* [TASK]: Copy each line in which the string "name" occurs.

* [GIVEN INFORMATION]:
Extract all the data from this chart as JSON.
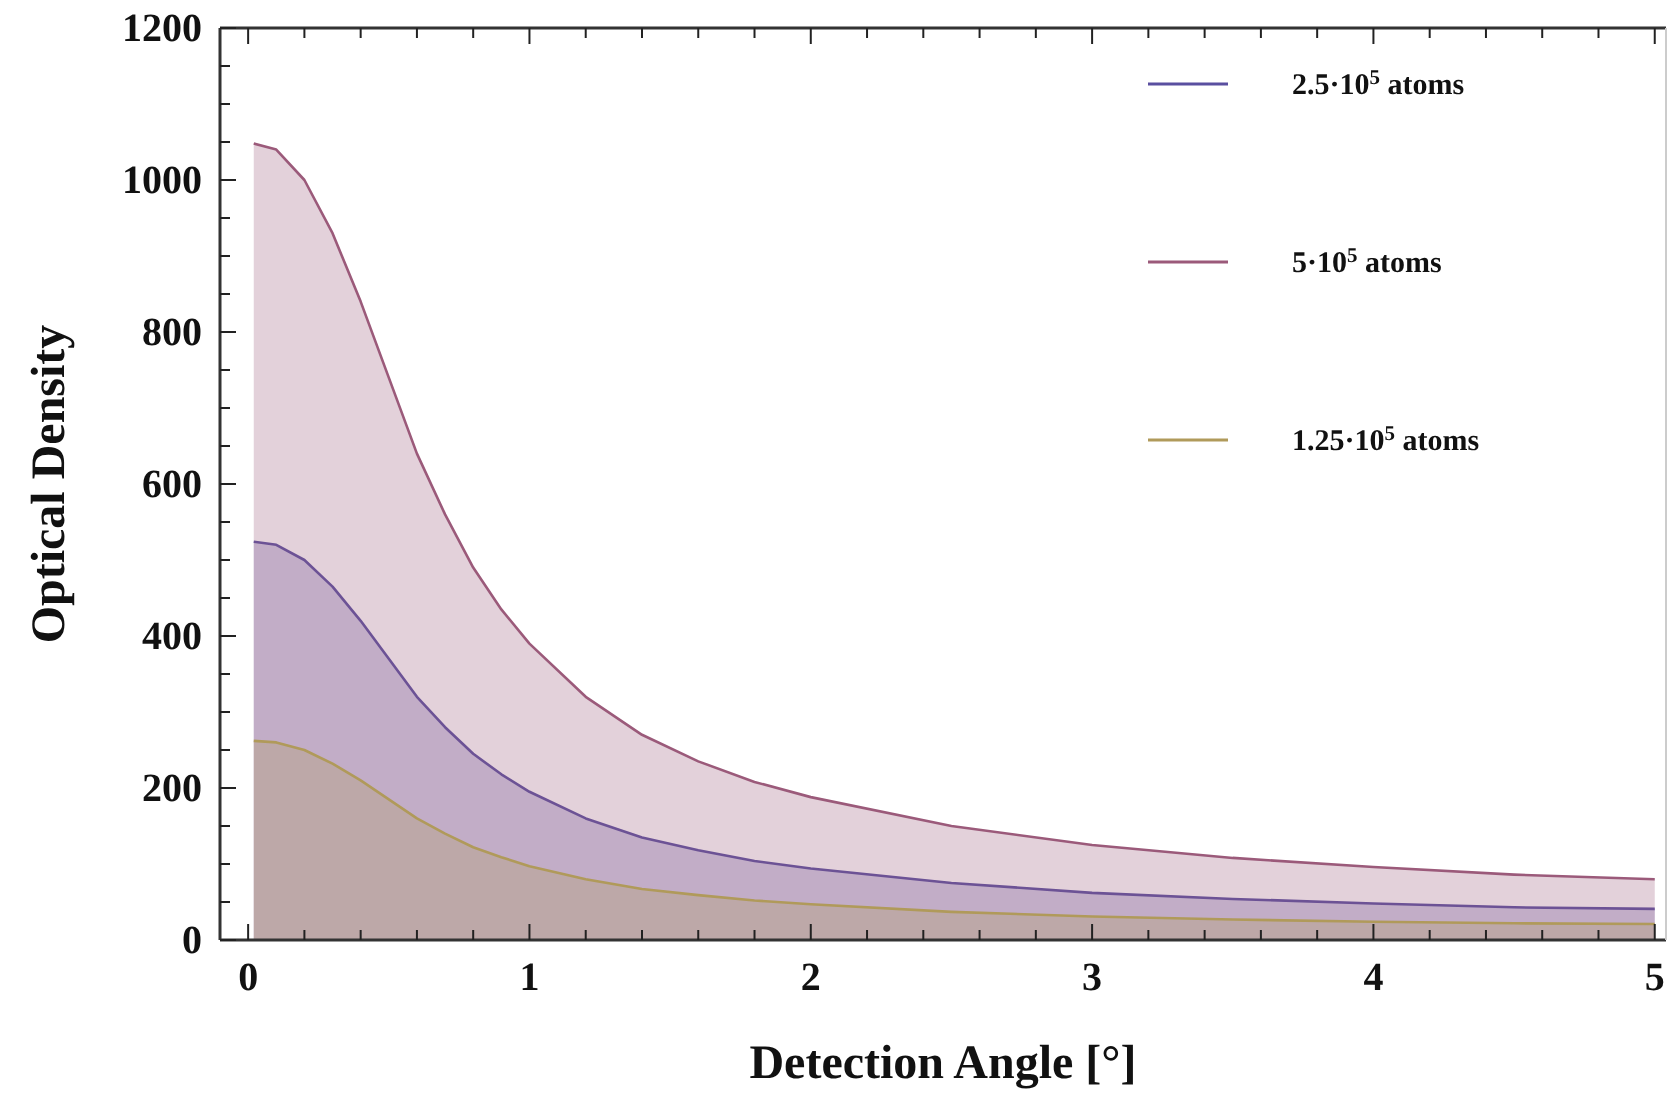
{
  "chart_data": {
    "type": "area",
    "xlabel": "Detection Angle [°]",
    "ylabel": "Optical Density",
    "x": [
      0.02,
      0.1,
      0.2,
      0.3,
      0.4,
      0.5,
      0.6,
      0.7,
      0.8,
      0.9,
      1.0,
      1.2,
      1.4,
      1.6,
      1.8,
      2.0,
      2.5,
      3.0,
      3.5,
      4.0,
      4.5,
      5.0
    ],
    "series": [
      {
        "name": "2.5·10$^{5}$ atoms",
        "color": "#5a4fa0",
        "values": [
          524,
          520,
          500,
          465,
          420,
          370,
          320,
          280,
          245,
          218,
          195,
          160,
          135,
          118,
          104,
          94,
          75,
          62,
          54,
          48,
          43,
          41
        ]
      },
      {
        "name": "5·10$^{5}$ atoms",
        "color": "#9b5a7a",
        "values": [
          1048,
          1040,
          1000,
          930,
          840,
          740,
          640,
          560,
          490,
          435,
          390,
          320,
          270,
          235,
          208,
          188,
          150,
          125,
          108,
          96,
          86,
          80
        ]
      },
      {
        "name": "1.25·10$^{5}$ atoms",
        "color": "#b09a5a",
        "values": [
          262,
          260,
          250,
          232,
          210,
          185,
          160,
          140,
          122,
          109,
          97,
          80,
          67,
          59,
          52,
          47,
          37,
          31,
          27,
          24,
          22,
          21
        ]
      }
    ],
    "xlim": [
      -0.1,
      5.04
    ],
    "ylim": [
      0,
      1200
    ],
    "xticks": [
      0,
      {
        "value": 0.2,
        "label": null
      },
      {
        "value": 0.4,
        "label": null
      },
      {
        "value": 0.6,
        "label": null
      },
      {
        "value": 0.8,
        "label": null
      },
      1,
      {
        "value": 1.2,
        "label": null
      },
      {
        "value": 1.4,
        "label": null
      },
      {
        "value": 1.6,
        "label": null
      },
      {
        "value": 1.8,
        "label": null
      },
      2,
      {
        "value": 2.2,
        "label": null
      },
      {
        "value": 2.4,
        "label": null
      },
      {
        "value": 2.6,
        "label": null
      },
      {
        "value": 2.8,
        "label": null
      },
      3,
      {
        "value": 3.2,
        "label": null
      },
      {
        "value": 3.4,
        "label": null
      },
      {
        "value": 3.6,
        "label": null
      },
      {
        "value": 3.8,
        "label": null
      },
      4,
      {
        "value": 4.2,
        "label": null
      },
      {
        "value": 4.4,
        "label": null
      },
      {
        "value": 4.6,
        "label": null
      },
      {
        "value": 4.8,
        "label": null
      },
      5
    ],
    "yticks": [
      0,
      {
        "value": 50,
        "label": null
      },
      {
        "value": 100,
        "label": null
      },
      {
        "value": 150,
        "label": null
      },
      200,
      {
        "value": 250,
        "label": null
      },
      {
        "value": 300,
        "label": null
      },
      {
        "value": 350,
        "label": null
      },
      400,
      {
        "value": 450,
        "label": null
      },
      {
        "value": 500,
        "label": null
      },
      {
        "value": 550,
        "label": null
      },
      600,
      {
        "value": 650,
        "label": null
      },
      {
        "value": 700,
        "label": null
      },
      {
        "value": 750,
        "label": null
      },
      800,
      {
        "value": 850,
        "label": null
      },
      {
        "value": 900,
        "label": null
      },
      {
        "value": 950,
        "label": null
      },
      1000,
      {
        "value": 1050,
        "label": null
      },
      {
        "value": 1100,
        "label": null
      },
      {
        "value": 1150,
        "label": null
      },
      1200
    ],
    "legend": "top right",
    "grid": false
  }
}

* [SOLVED PROBLEM]:
        "name": "2.5·10$^{5}$ atoms",
        "name": "5·10$^{5}$ atoms",
        "name": "1.25·10$^{5}$ atoms",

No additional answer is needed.